<<<<
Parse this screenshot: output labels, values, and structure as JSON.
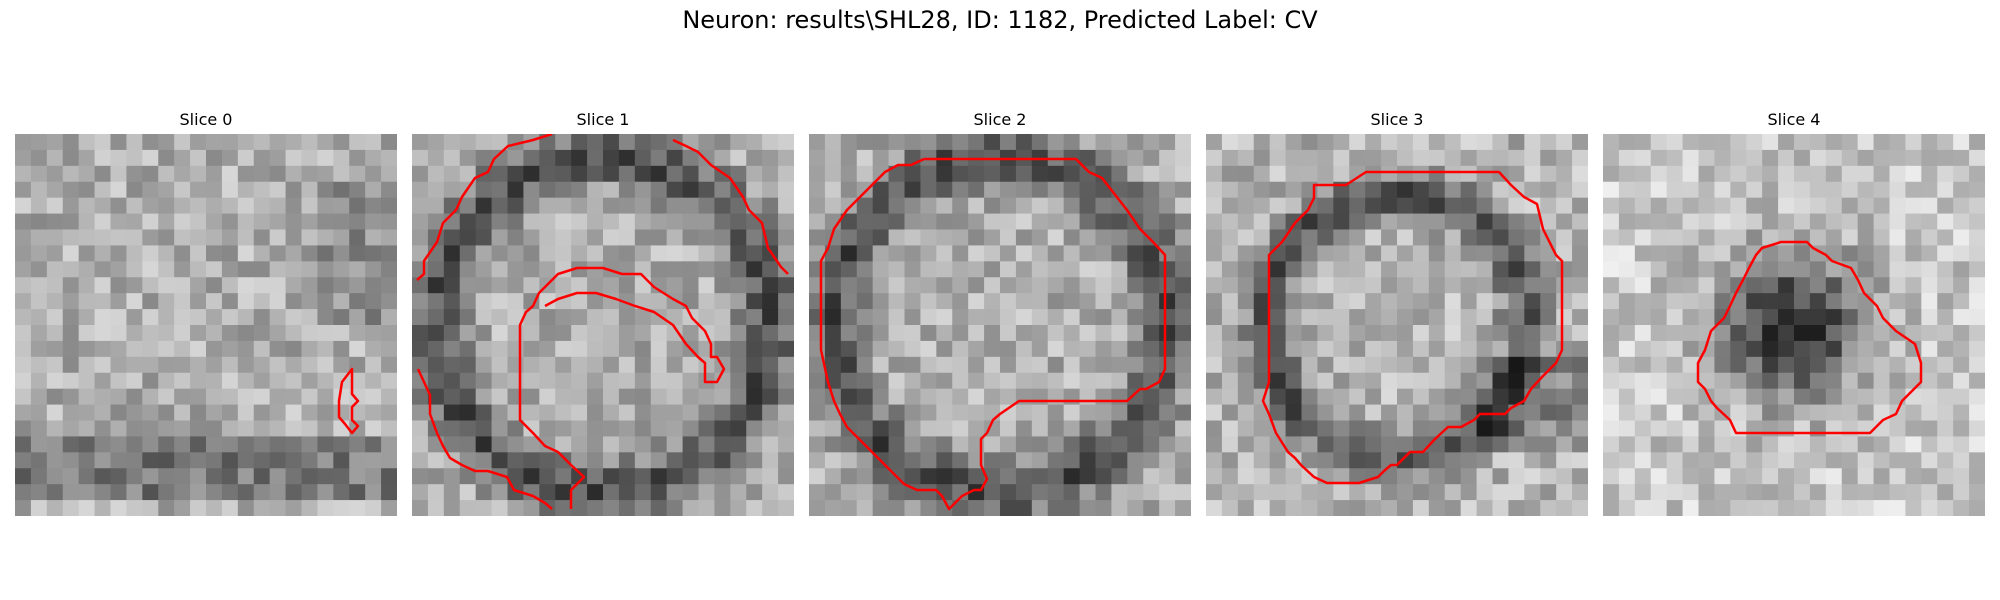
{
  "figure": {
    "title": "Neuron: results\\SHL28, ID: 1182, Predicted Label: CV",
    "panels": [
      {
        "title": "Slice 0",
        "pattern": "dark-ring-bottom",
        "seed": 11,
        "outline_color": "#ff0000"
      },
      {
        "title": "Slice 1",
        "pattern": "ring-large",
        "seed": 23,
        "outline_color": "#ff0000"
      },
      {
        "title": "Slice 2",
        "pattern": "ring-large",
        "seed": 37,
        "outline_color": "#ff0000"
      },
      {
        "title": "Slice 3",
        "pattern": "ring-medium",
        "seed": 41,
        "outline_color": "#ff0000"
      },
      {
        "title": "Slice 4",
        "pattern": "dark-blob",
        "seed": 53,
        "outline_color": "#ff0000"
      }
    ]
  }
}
>>>>
<<<<
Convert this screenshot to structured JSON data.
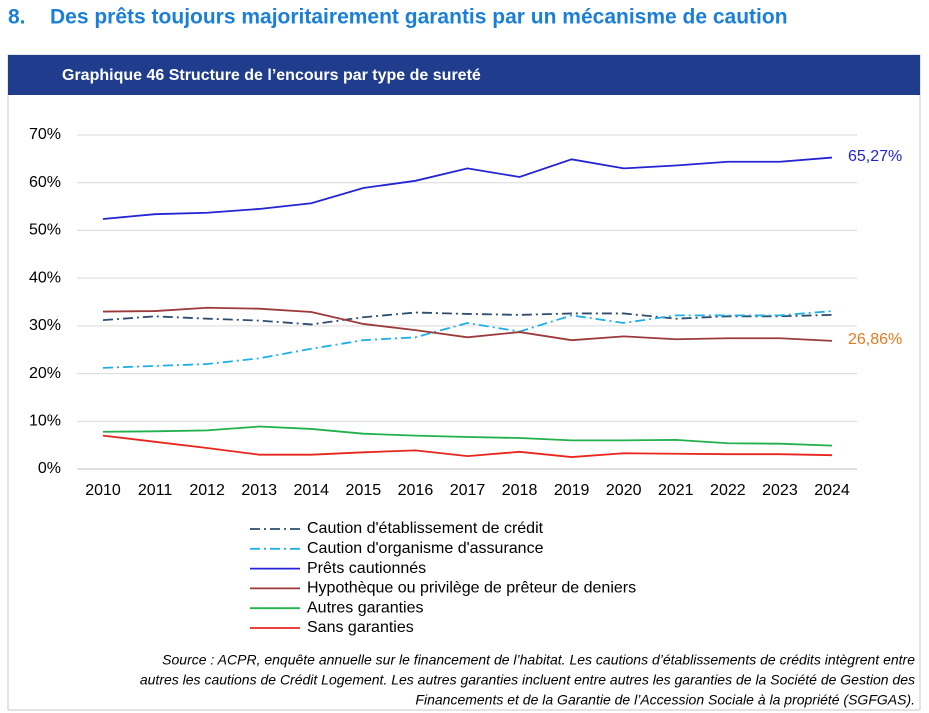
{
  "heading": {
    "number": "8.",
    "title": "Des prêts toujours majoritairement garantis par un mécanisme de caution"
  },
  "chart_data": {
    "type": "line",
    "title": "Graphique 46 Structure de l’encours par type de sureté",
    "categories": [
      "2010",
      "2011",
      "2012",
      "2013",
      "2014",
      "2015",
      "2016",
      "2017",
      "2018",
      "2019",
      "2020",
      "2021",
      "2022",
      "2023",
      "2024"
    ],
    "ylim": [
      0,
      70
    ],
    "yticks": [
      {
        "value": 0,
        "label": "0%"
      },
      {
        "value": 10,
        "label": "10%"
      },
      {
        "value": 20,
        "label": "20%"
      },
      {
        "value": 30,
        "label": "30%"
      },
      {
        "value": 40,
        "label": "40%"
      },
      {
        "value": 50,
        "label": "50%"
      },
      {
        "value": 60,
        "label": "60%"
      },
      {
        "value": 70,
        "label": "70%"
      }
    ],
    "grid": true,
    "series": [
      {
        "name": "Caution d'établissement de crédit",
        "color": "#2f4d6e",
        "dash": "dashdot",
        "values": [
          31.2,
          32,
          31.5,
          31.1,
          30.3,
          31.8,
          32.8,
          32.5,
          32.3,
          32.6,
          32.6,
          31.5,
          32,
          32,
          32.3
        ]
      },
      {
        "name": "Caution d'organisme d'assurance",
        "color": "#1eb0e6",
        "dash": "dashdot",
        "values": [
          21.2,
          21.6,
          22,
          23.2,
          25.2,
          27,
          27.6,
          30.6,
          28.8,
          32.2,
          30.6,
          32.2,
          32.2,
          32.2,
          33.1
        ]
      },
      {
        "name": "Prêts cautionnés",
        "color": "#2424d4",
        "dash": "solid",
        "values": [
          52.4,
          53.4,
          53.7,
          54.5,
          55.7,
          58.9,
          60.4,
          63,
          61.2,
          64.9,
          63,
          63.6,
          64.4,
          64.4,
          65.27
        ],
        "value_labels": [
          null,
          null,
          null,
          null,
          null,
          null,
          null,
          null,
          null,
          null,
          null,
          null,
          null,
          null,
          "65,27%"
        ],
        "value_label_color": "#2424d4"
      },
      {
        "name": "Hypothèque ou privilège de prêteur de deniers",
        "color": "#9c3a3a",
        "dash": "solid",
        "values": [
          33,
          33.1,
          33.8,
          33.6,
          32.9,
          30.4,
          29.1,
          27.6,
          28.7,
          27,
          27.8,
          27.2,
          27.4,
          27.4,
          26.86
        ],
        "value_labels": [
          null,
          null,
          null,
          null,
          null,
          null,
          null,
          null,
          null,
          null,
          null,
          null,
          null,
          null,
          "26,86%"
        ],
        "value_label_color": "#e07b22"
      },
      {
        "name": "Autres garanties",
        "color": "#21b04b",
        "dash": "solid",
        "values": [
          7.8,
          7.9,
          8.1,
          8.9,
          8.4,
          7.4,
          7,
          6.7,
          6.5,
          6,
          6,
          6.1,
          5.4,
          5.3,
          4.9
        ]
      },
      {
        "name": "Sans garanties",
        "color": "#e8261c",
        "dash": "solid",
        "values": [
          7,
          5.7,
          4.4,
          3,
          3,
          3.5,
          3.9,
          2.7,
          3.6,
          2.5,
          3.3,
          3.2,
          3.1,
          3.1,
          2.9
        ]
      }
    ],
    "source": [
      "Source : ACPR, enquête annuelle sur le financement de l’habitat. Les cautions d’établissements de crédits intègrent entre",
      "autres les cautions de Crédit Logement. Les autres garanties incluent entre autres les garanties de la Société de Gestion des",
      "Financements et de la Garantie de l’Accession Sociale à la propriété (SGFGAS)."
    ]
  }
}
>>>>
YOUR TASK
Go through the listing above and list every line that has the word "cautions".

OUTPUT FOR THIS TASK
      "Source : ACPR, enquête annuelle sur le financement de l’habitat. Les cautions d’établissements de crédits intègrent entre",
      "autres les cautions de Crédit Logement. Les autres garanties incluent entre autres les garanties de la Société de Gestion des",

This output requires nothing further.